(Beginning of TEXT SHOWN)

A recent meta-analysis addressed the response of leaf [N], [P], and N:P to N addition in the grasslands of northern China [2]. However, the spatial scale was small, and only the response of a single ecological compartment to N addition was analyzed. In addition, the effect of N addition on the various ecosystem compartments under different ecosystems has not been considered. Therefore, the present study conducted a meta-analysis based on 845 observations from 75 studies, which was substantially more than the previous meta-analysis, thus allowing us to examine multiple ecosystem compartments simultaneously. The objectives of this study were to analyze (1) the differences in the effects of N addition on [N], [P], and N:P among different ecosystem compartments and (2) the role of N input rate, experimental duration, ecosystem type, and geographical factors in regulating the responses of [N], [P], and N:P. The findings will be important for understanding and modelling the effects of N deposition on the biogeochemical cycles of the terrestrial ecosystems in China [33].

2. Results

2.1. The Effects of N Addition on N, P, and N:P

The response of [N], [P], and N:P to N addition were different among ecosystem compartments in plant and soil. The [N] in leaves, litter, and roots, on average, significantly increased with N addition by 18.6% (95% confidence interval [CI], 9.67–26.65%), 21.52% (95% CI, 11.36–31.79%), and 33.38% (95% CI, 14.42–52.33%), respectively. However, no significant increase in [N] of soil (p = 0.84) and stem (p = 0.68) was observed (Figure 1). The effects of N addition on [P] in the five ecosystem compartments were not significant (p > 0.05; Figure 1). Meanwhile, N addition significantly increased the N:P stoichiometry of leaves (95% CI, 13.68–34.80%), roots (95% CI, 9.74–57.73%), and stems (95% CI, 5.99–26.18%) (Figure 1). However, the responses of soil (95% CI, −11.92–20.43%) and litter (95% CI, −16.06–27.12%) were not significant to N addition (Figure 1).

2.2. Influence of N Input Rate and Experimental Duration on the Effects Size

Partial linear regression was employed to examine the effects of N and ED on [N], [P], and N:P in plants and soil, under N addition (Table 1, Figure 2 and Figure 3). [N] of the leaves (p < 0.01), litter (p < 0.01), and soil (p = 0.01) showed a significant positive response to N addition, with the increase in N input (Figure 2, Table 1). However, no significant linear relationship was found between N addition and [P] (Table 1). Only the N:P of the leaves (p < 0.01) showed a significant positive response to N input, under N addition (Table 1). However, the N:P of the leaves was negative with an increase of the experimental duration (p = 0.02, Figure 3). Furthermore, with an increasing experimental duration, the lnRR for [P] in leaves increased significantly (Figure 3; Table 1). These results suggested that the response of ecosystem compartments to N addition should be changed with N input rate and experimental duration.

2.3. Influence of Ecosystem Types and Geographical Factors on Effect Size

The response of [N], [P], and N:P in plants and soil to N addition did not change with the ecosystem types (forest, grassland, wetland, and pot; Table 2), indicating a consistent response across ecosystems in China. However, when we performed analysis separately, the results revealed that the mean effects of N addition varied among the ecosystem compartments in different ecosystem types (Figure 4). In four ecosystems, the response of [N] and N:P in leaves to N addition were significant, whereas that of soil [N] and N:P was not significant (Figure 4 and Figures S1 and S2). However, the response of [P] of plants and soil to N addition was not significant in four ecosystems (Figure 4 and Figures S1 and S2). To figure out geographical factors that affect effects of N addition, we extract mean annual precipitation (MAT) and mean annual precipitation (MAP) of four ecosystems. The impact of MAT on lnRR of leaf [N], soil [N], and soil [P] differed significantly (Figure 5a,b), indicating an inconsistency in the response of [N] of leaves and soil to N addition under different climate conditions in China. The inconsistency with response to N addition was also found in the N:P stoichiometry of roots (Figure 5e).

(End of TEXT SHOWN)
(Beginning of EXERCISE DATA)

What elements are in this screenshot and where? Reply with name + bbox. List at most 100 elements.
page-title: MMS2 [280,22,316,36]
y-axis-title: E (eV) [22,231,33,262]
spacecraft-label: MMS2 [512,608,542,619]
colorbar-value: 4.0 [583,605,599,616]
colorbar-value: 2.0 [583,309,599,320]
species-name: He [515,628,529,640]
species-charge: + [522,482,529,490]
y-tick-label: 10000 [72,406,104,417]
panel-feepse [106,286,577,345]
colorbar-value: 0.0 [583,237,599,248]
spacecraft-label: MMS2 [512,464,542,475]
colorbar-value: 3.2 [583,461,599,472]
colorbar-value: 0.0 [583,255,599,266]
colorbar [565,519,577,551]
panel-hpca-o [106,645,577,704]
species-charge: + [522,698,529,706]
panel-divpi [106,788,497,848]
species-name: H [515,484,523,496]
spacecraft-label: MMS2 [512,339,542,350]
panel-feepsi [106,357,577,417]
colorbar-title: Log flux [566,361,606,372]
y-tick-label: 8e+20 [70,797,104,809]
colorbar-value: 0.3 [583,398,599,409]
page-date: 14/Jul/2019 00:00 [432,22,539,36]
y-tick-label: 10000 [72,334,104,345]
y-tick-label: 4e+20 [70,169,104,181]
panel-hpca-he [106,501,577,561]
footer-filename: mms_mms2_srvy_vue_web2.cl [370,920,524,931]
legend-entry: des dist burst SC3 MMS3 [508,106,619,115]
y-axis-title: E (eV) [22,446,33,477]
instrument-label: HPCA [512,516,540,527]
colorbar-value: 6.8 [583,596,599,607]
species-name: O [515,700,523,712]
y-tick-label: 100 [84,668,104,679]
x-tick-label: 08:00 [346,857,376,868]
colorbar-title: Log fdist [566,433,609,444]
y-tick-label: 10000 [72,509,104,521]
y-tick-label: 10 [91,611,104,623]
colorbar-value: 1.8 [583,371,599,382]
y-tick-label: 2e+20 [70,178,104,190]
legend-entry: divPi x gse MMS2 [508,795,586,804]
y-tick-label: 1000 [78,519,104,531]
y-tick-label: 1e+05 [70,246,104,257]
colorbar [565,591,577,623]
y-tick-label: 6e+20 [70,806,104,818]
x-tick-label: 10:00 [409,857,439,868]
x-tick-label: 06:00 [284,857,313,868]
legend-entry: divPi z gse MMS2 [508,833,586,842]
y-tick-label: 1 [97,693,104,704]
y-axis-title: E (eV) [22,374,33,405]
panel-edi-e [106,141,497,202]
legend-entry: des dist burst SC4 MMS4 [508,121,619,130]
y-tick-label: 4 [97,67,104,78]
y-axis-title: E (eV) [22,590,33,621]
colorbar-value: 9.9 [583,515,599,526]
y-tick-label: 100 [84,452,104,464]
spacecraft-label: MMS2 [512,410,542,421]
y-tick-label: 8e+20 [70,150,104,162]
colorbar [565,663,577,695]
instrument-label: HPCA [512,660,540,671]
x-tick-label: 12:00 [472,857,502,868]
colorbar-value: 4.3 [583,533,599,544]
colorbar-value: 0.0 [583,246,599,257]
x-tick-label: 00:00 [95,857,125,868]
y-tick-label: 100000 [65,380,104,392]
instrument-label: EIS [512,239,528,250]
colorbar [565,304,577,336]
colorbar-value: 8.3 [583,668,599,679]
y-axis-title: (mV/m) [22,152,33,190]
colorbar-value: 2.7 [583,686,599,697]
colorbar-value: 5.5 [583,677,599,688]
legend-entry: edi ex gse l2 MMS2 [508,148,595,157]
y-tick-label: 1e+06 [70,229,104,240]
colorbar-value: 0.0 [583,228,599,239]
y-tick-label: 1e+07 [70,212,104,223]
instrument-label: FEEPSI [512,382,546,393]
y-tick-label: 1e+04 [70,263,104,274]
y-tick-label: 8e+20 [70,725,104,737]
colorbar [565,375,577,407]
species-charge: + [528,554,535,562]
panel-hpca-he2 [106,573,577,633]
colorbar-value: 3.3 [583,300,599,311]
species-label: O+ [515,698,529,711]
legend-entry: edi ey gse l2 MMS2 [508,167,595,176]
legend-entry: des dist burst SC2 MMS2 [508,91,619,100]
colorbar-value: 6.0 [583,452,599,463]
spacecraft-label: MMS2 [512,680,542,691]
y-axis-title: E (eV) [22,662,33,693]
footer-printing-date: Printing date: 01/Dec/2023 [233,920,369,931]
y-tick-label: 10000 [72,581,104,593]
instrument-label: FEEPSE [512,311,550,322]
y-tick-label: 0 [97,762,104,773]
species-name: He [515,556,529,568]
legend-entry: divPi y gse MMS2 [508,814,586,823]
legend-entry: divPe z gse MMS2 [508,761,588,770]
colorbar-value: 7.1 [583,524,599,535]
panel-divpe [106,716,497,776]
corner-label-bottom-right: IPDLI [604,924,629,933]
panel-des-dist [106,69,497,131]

(End of EXERCISE DATA)

PROBLEM TO WORK ON
Can you set down, word for word, the part of the nitrogen-addition text above between "The response of [N], [P], and N:P to" and "addition (Figure 1).", inclusive?

WRITTEN ANSWER
The response of [N], [P], and N:P to N addition were different among ecosystem compartments in plant and soil. The [N] in leaves, litter, and roots, on average, significantly increased with N addition by 18.6% (95% confidence interval [CI], 9.67–26.65%), 21.52% (95% CI, 11.36–31.79%), and 33.38% (95% CI, 14.42–52.33%), respectively. However, no significant increase in [N] of soil (p = 0.84) and stem (p = 0.68) was observed (Figure 1). The effects of N addition on [P] in the five ecosystem compartments were not significant (p > 0.05; Figure 1). Meanwhile, N addition significantly increased the N:P stoichiometry of leaves (95% CI, 13.68–34.80%), roots (95% CI, 9.74–57.73%), and stems (95% CI, 5.99–26.18%) (Figure 1). However, the responses of soil (95% CI, −11.92–20.43%) and litter (95% CI, −16.06–27.12%) were not significant to N addition (Figure 1).